• _Direction_
Each line below should be quoted exactly, please.

• _Raw records_
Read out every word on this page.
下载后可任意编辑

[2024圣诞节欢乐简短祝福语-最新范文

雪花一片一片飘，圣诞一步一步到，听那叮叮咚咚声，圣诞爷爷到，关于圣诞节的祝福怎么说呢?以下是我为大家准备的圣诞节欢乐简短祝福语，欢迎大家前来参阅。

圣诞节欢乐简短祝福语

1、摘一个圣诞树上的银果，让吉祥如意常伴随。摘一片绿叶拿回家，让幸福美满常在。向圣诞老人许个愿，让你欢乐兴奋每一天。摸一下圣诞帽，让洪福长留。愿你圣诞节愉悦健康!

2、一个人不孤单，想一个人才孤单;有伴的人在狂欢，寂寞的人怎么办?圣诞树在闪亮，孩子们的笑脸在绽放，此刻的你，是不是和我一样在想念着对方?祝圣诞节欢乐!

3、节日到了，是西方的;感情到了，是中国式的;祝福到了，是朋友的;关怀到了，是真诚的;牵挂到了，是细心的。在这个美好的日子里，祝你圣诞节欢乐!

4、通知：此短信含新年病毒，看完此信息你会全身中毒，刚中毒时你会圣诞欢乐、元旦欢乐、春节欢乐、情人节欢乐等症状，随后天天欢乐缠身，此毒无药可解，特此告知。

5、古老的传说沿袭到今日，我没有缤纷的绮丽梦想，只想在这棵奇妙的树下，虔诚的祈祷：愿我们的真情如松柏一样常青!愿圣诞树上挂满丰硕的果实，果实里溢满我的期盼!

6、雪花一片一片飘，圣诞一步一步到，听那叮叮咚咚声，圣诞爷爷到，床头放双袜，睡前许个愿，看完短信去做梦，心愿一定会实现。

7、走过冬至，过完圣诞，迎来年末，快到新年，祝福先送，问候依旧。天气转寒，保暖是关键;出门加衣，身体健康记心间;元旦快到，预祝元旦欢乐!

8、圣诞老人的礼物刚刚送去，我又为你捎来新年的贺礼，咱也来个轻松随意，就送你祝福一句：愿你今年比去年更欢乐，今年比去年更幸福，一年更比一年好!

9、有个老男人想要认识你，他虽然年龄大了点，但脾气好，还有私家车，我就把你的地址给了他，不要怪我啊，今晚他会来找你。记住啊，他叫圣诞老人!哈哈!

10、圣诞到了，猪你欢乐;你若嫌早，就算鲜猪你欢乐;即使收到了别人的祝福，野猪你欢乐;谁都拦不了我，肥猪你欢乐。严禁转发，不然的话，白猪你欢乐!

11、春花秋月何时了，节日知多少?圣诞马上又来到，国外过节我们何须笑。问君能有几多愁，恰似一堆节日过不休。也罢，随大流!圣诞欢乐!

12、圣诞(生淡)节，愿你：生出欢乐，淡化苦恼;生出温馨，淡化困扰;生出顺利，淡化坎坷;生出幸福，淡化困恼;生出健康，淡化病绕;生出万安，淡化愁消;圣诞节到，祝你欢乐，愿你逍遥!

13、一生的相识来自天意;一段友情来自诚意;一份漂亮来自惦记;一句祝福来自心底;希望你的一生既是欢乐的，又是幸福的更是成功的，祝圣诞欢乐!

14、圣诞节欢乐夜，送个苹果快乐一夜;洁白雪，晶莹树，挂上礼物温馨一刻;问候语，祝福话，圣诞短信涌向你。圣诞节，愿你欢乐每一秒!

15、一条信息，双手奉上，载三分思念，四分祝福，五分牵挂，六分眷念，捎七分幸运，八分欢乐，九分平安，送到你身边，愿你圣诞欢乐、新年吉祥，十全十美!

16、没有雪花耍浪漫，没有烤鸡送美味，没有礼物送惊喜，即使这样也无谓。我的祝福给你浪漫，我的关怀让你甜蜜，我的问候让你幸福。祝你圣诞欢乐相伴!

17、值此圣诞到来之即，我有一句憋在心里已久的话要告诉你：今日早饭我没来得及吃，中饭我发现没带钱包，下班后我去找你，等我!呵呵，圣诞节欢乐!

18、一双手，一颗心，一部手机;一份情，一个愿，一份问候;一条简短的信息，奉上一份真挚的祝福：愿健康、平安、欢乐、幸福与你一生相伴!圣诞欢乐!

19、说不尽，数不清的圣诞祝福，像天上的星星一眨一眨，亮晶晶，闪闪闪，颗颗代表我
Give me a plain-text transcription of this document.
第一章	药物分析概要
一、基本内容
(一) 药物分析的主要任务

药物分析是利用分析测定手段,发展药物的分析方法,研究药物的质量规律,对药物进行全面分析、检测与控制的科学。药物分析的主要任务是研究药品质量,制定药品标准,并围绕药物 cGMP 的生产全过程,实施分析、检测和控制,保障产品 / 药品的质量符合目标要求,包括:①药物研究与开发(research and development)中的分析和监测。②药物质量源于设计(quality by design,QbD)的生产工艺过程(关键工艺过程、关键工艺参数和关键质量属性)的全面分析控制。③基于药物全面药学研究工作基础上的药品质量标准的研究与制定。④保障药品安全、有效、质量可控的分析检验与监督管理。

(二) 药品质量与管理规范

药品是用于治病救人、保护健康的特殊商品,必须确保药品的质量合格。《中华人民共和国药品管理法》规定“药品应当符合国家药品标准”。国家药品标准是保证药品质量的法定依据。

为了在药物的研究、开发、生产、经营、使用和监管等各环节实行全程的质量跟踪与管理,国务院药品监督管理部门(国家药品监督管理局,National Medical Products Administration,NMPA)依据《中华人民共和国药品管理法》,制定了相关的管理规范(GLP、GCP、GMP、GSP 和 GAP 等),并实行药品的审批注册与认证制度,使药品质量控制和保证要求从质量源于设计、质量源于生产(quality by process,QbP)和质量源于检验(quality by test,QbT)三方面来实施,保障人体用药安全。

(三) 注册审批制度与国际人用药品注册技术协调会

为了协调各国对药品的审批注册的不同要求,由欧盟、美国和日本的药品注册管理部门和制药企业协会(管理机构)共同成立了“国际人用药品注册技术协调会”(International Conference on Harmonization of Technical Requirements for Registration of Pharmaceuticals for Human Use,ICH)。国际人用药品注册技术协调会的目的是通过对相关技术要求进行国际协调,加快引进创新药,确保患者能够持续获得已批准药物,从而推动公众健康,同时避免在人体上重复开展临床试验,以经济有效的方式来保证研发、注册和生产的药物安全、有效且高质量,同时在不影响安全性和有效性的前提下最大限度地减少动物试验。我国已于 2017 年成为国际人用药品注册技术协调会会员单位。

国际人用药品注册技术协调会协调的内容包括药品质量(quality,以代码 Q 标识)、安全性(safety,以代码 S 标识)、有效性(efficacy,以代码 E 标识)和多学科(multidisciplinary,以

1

• _Completed task_
Read out every word on this page.
下载后可任意编辑

[2024圣诞节欢乐简短祝福语-最新范文

雪花一片一片飘，圣诞一步一步到，听那叮叮咚咚声，圣诞爷爷到，关于圣诞节的祝福怎么说呢?以下是我为大家准备的圣诞节欢乐简短祝福语，欢迎大家前来参阅。

圣诞节欢乐简短祝福语

1、摘一个圣诞树上的银果，让吉祥如意常伴随。摘一片绿叶拿回家，让幸福美满常在。向圣诞老人许个愿，让你欢乐兴奋每一天。摸一下圣诞帽，让洪福长留。愿你圣诞节愉悦健康!

2、一个人不孤单，想一个人才孤单;有伴的人在狂欢，寂寞的人怎么办?圣诞树在闪亮，孩子们的笑脸在绽放，此刻的你，是不是和我一样在想念着对方?祝圣诞节欢乐!

3、节日到了，是西方的;感情到了，是中国式的;祝福到了，是朋友的;关怀到了，是真诚的;牵挂到了，是细心的。在这个美好的日子里，祝你圣诞节欢乐!

4、通知：此短信含新年病毒，看完此信息你会全身中毒，刚中毒时你会圣诞欢乐、元旦欢乐、春节欢乐、情人节欢乐等症状，随后天天欢乐缠身，此毒无药可解，特此告知。

5、古老的传说沿袭到今日，我没有缤纷的绮丽梦想，只想在这棵奇妙的树下，虔诚的祈祷：愿我们的真情如松柏一样常青!愿圣诞树上挂满丰硕的果实，果实里溢满我的期盼!

6、雪花一片一片飘，圣诞一步一步到，听那叮叮咚咚声，圣诞爷爷到，床头放双袜，睡前许个愿，看完短信去做梦，心愿一定会实现。

7、走过冬至，过完圣诞，迎来年末，快到新年，祝福先送，问候依旧。天气转寒，保暖是关键;出门加衣，身体健康记心间;元旦快到，预祝元旦欢乐!

8、圣诞老人的礼物刚刚送去，我又为你捎来新年的贺礼，咱也来个轻松随意，就送你祝福一句：愿你今年比去年更欢乐，今年比去年更幸福，一年更比一年好!

9、有个老男人想要认识你，他虽然年龄大了点，但脾气好，还有私家车，我就把你的地址给了他，不要怪我啊，今晚他会来找你。记住啊，他叫圣诞老人!哈哈!

10、圣诞到了，猪你欢乐;你若嫌早，就算鲜猪你欢乐;即使收到了别人的祝福，野猪你欢乐;谁都拦不了我，肥猪你欢乐。严禁转发，不然的话，白猪你欢乐!

11、春花秋月何时了，节日知多少?圣诞马上又来到，国外过节我们何须笑。问君能有几多愁，恰似一堆节日过不休。也罢，随大流!圣诞欢乐!

12、圣诞(生淡)节，愿你：生出欢乐，淡化苦恼;生出温馨，淡化困扰;生出顺利，淡化坎坷;生出幸福，淡化困恼;生出健康，淡化病绕;生出万安，淡化愁消;圣诞节到，祝你欢乐，愿你逍遥!

13、一生的相识来自天意;一段友情来自诚意;一份漂亮来自惦记;一句祝福来自心底;希望你的一生既是欢乐的，又是幸福的更是成功的，祝圣诞欢乐!

14、圣诞节欢乐夜，送个苹果快乐一夜;洁白雪，晶莹树，挂上礼物温馨一刻;问候语，祝福话，圣诞短信涌向你。圣诞节，愿你欢乐每一秒!

15、一条信息，双手奉上，载三分思念，四分祝福，五分牵挂，六分眷念，捎七分幸运，八分欢乐，九分平安，送到你身边，愿你圣诞欢乐、新年吉祥，十全十美!

16、没有雪花耍浪漫，没有烤鸡送美味，没有礼物送惊喜，即使这样也无谓。我的祝福给你浪漫，我的关怀让你甜蜜，我的问候让你幸福。祝你圣诞欢乐相伴!

17、值此圣诞到来之即，我有一句憋在心里已久的话要告诉你：今日早饭我没来得及吃，中饭我发现没带钱包，下班后我去找你，等我!呵呵，圣诞节欢乐!

18、一双手，一颗心，一部手机;一份情，一个愿，一份问候;一条简短的信息，奉上一份真挚的祝福：愿健康、平安、欢乐、幸福与你一生相伴!圣诞欢乐!

19、说不尽，数不清的圣诞祝福，像天上的星星一眨一眨，亮晶晶，闪闪闪，颗颗代表我
Give me a plain-text transcription of this document.
第一章	药物分析概要
一、基本内容
(一) 药物分析的主要任务

药物分析是利用分析测定手段,发展药物的分析方法,研究药物的质量规律,对药物进行全面分析、检测与控制的科学。药物分析的主要任务是研究药品质量,制定药品标准,并围绕药物 cGMP 的生产全过程,实施分析、检测和控制,保障产品 / 药品的质量符合目标要求,包括:①药物研究与开发(research and development)中的分析和监测。②药物质量源于设计(quality by design,QbD)的生产工艺过程(关键工艺过程、关键工艺参数和关键质量属性)的全面分析控制。③基于药物全面药学研究工作基础上的药品质量标准的研究与制定。④保障药品安全、有效、质量可控的分析检验与监督管理。

(二) 药品质量与管理规范

药品是用于治病救人、保护健康的特殊商品,必须确保药品的质量合格。《中华人民共和国药品管理法》规定“药品应当符合国家药品标准”。国家药品标准是保证药品质量的法定依据。

为了在药物的研究、开发、生产、经营、使用和监管等各环节实行全程的质量跟踪与管理,国务院药品监督管理部门(国家药品监督管理局,National Medical Products Administration,NMPA)依据《中华人民共和国药品管理法》,制定了相关的管理规范(GLP、GCP、GMP、GSP 和 GAP 等),并实行药品的审批注册与认证制度,使药品质量控制和保证要求从质量源于设计、质量源于生产(quality by process,QbP)和质量源于检验(quality by test,QbT)三方面来实施,保障人体用药安全。

(三) 注册审批制度与国际人用药品注册技术协调会

为了协调各国对药品的审批注册的不同要求,由欧盟、美国和日本的药品注册管理部门和制药企业协会(管理机构)共同成立了“国际人用药品注册技术协调会”(International Conference on Harmonization of Technical Requirements for Registration of Pharmaceuticals for Human Use,ICH)。国际人用药品注册技术协调会的目的是通过对相关技术要求进行国际协调,加快引进创新药,确保患者能够持续获得已批准药物,从而推动公众健康,同时避免在人体上重复开展临床试验,以经济有效的方式来保证研发、注册和生产的药物安全、有效且高质量,同时在不影响安全性和有效性的前提下最大限度地减少动物试验。我国已于 2017 年成为国际人用药品注册技术协调会会员单位。

国际人用药品注册技术协调会协调的内容包括药品质量(quality,以代码 Q 标识)、安全性(safety,以代码 S 标识)、有效性(efficacy,以代码 E 标识)和多学科(multidisciplinary,以

1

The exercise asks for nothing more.